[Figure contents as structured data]
** Start **

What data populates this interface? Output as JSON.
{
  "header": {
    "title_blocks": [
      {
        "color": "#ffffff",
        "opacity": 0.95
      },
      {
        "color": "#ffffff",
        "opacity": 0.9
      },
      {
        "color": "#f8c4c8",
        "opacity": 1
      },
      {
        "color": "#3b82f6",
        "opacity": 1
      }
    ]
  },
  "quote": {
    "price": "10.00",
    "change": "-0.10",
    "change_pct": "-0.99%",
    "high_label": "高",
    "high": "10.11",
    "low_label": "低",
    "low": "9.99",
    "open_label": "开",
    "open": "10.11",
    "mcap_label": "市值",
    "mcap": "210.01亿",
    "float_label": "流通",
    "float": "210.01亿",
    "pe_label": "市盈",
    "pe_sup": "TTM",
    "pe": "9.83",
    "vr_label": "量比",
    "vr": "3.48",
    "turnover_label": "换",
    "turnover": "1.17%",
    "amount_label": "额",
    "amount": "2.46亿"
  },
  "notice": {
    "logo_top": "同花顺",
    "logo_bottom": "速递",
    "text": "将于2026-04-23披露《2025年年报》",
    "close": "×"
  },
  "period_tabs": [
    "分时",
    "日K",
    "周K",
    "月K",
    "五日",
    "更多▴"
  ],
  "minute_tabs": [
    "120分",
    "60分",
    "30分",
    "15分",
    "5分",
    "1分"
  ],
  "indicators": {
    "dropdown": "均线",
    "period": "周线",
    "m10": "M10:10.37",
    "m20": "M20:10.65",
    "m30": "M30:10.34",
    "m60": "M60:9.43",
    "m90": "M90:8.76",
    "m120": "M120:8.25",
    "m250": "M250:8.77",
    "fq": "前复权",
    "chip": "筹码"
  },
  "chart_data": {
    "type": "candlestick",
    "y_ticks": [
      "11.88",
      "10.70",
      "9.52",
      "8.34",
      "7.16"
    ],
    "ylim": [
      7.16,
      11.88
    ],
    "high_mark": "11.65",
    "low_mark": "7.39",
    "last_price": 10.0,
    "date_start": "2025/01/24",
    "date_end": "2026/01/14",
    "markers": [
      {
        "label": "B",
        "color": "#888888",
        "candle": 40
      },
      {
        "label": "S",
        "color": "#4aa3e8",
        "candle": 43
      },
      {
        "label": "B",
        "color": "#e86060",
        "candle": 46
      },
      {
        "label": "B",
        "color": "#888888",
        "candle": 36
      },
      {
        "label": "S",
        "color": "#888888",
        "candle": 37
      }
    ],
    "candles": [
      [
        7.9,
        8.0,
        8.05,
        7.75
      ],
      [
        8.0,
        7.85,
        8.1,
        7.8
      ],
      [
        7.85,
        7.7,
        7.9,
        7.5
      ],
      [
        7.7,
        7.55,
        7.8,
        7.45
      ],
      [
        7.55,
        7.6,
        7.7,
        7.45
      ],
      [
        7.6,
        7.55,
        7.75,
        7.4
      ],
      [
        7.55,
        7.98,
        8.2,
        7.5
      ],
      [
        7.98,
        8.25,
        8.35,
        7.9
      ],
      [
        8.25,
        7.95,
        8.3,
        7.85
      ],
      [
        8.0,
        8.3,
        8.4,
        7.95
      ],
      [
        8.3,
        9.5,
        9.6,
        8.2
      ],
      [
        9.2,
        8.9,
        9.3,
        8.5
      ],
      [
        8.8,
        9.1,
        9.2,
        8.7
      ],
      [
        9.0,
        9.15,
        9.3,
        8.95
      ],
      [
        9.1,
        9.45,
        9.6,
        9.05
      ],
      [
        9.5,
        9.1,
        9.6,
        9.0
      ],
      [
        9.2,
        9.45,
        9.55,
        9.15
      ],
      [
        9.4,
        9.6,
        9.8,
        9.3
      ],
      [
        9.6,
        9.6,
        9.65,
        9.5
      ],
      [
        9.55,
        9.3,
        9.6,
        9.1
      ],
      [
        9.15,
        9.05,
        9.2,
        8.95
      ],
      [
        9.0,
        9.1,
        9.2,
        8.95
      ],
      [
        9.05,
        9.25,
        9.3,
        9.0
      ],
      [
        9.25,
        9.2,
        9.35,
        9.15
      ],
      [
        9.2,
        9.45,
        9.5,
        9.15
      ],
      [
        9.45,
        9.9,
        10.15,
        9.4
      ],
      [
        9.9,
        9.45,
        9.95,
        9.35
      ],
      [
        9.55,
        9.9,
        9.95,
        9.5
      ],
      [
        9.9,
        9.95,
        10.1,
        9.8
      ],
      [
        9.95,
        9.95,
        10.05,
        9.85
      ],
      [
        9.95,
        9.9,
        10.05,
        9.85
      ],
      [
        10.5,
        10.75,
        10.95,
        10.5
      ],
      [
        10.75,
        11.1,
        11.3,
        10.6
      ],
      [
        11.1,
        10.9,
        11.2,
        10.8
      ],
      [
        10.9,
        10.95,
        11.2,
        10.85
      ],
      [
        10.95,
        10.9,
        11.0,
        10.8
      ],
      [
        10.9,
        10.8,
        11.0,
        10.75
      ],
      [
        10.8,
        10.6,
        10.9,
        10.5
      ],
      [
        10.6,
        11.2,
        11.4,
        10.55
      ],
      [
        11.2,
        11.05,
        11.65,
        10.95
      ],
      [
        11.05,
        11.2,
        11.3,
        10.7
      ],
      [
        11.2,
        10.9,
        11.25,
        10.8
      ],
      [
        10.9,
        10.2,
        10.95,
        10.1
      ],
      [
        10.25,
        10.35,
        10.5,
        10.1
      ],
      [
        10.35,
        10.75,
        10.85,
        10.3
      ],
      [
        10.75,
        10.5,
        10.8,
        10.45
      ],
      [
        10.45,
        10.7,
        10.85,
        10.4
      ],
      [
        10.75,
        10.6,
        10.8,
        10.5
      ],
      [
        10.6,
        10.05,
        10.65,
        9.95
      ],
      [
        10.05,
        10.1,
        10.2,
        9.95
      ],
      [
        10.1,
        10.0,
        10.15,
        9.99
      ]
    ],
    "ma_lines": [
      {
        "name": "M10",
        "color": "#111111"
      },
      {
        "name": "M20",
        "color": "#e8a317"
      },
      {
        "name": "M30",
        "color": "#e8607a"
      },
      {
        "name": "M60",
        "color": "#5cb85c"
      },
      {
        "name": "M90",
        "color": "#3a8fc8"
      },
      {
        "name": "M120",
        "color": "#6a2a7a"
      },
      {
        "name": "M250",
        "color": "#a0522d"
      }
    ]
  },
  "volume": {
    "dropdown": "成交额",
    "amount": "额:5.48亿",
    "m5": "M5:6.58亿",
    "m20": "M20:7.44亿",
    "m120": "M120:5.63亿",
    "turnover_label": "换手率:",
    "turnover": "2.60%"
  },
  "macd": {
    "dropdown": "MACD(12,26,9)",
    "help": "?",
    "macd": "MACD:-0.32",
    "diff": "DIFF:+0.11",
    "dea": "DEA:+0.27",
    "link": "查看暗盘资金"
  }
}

** End **

WHAT NEEDS TO BE DONE ▸ Extract all lines that hold the word "name".

RESULT FOR THIS EXERCISE ▸
        "name": "M10",
        "name": "M20",
        "name": "M30",
        "name": "M60",
        "name": "M90",
        "name": "M120",
        "name": "M250",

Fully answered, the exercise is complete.